- [Problem to solve]
The answer is one number: how many lines in the data below hold "official".

[Figure contents as structured data]
● ● ● ● ● ● ●
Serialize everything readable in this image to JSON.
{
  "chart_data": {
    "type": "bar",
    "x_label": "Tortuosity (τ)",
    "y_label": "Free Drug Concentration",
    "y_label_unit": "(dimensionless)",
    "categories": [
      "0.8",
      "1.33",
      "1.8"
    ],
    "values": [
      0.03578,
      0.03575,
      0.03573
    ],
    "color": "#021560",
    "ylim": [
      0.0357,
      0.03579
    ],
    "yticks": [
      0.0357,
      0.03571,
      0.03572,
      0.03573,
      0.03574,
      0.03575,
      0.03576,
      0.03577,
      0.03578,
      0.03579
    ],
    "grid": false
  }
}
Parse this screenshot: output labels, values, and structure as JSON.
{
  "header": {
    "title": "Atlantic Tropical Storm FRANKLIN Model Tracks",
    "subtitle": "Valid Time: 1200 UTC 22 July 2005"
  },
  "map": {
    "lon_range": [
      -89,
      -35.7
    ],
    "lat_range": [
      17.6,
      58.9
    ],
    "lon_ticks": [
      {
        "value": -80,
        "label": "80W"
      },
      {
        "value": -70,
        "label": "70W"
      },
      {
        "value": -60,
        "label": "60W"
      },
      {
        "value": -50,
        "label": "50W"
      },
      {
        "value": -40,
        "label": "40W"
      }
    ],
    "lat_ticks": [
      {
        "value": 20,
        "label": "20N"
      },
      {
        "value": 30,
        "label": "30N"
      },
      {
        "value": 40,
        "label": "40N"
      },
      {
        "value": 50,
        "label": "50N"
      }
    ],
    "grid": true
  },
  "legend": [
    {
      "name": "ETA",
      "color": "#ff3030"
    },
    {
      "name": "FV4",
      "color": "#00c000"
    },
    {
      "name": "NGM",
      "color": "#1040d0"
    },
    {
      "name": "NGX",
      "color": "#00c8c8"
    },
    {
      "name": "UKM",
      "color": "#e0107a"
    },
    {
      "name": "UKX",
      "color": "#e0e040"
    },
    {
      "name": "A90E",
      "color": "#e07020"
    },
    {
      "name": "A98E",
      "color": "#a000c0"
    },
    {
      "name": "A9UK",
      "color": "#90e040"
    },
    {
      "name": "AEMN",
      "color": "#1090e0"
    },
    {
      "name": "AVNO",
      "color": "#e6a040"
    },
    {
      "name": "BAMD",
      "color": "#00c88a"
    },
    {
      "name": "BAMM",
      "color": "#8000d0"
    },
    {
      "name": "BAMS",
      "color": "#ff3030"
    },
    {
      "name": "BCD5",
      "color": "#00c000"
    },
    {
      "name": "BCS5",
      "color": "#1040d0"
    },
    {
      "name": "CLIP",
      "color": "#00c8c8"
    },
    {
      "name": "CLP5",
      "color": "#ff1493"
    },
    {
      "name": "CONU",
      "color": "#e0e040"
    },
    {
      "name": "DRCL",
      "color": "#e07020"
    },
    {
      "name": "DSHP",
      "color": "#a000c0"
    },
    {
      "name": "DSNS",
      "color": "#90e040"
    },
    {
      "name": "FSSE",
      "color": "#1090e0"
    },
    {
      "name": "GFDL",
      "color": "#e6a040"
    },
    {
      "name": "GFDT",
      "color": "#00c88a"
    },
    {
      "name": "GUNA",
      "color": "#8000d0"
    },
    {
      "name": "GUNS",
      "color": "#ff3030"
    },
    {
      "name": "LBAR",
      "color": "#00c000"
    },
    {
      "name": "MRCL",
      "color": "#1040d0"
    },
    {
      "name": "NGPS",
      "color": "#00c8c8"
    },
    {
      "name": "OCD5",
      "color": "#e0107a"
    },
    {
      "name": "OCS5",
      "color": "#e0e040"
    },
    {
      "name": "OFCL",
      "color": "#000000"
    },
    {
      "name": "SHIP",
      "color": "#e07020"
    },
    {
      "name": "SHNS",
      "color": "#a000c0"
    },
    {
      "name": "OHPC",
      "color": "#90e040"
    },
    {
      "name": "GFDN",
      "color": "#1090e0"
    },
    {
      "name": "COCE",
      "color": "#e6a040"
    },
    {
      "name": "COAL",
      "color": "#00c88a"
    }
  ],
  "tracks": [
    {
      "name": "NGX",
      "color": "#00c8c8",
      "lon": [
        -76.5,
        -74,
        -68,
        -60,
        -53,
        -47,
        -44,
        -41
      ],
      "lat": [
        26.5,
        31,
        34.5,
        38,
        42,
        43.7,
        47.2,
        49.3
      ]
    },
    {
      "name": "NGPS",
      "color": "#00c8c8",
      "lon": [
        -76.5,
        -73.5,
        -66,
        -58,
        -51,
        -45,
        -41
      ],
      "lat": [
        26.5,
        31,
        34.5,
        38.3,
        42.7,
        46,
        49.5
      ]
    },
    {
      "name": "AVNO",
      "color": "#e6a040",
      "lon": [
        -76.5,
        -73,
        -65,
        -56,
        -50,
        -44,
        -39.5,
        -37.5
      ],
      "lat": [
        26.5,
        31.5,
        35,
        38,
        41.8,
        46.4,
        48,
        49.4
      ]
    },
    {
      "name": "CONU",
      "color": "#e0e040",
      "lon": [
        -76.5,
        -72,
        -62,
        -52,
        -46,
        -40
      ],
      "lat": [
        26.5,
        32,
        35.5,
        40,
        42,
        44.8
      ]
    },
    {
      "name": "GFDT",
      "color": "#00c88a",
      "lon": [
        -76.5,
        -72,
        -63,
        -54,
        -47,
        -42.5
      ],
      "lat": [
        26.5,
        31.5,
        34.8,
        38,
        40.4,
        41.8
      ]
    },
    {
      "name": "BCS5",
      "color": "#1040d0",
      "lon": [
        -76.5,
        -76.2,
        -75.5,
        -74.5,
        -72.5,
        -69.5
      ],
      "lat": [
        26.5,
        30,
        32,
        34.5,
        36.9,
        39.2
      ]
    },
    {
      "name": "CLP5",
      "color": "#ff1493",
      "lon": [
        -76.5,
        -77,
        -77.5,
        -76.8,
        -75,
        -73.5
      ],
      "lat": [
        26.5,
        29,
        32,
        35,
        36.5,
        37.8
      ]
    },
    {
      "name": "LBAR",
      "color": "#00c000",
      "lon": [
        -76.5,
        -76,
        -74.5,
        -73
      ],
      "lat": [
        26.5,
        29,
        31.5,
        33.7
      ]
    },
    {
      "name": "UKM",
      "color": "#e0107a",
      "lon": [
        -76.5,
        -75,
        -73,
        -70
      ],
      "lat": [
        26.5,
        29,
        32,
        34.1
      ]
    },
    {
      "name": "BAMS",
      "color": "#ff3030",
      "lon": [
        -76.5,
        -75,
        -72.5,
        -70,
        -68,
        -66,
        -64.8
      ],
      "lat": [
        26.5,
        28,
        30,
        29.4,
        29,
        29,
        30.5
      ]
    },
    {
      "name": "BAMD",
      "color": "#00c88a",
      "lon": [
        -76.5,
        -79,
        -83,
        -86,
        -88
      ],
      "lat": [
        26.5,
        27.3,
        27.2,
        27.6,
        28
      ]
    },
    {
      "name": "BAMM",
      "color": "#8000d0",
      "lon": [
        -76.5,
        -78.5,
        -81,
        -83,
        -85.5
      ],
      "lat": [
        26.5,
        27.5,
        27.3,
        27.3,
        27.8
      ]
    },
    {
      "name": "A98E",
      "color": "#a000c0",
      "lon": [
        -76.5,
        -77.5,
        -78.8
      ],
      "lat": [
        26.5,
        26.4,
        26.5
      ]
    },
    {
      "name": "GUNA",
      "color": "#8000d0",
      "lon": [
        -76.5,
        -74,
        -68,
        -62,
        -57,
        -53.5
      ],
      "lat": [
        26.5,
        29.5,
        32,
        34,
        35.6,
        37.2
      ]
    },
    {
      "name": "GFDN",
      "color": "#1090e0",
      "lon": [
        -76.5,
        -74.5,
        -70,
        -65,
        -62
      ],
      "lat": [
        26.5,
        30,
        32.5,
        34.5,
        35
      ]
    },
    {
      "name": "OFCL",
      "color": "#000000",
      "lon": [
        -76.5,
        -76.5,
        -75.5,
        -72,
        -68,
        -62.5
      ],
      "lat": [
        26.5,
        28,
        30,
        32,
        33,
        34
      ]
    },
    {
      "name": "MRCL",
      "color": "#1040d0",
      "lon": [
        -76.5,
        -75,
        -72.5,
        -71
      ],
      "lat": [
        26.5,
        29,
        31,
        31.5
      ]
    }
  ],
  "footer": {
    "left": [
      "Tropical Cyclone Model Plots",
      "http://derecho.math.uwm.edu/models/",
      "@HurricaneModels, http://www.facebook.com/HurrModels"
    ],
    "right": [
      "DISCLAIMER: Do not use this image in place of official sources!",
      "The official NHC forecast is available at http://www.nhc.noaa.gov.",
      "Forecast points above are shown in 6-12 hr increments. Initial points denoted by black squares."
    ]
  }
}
● ● ● ● ● ● ●
- [Reply to the exercise]
2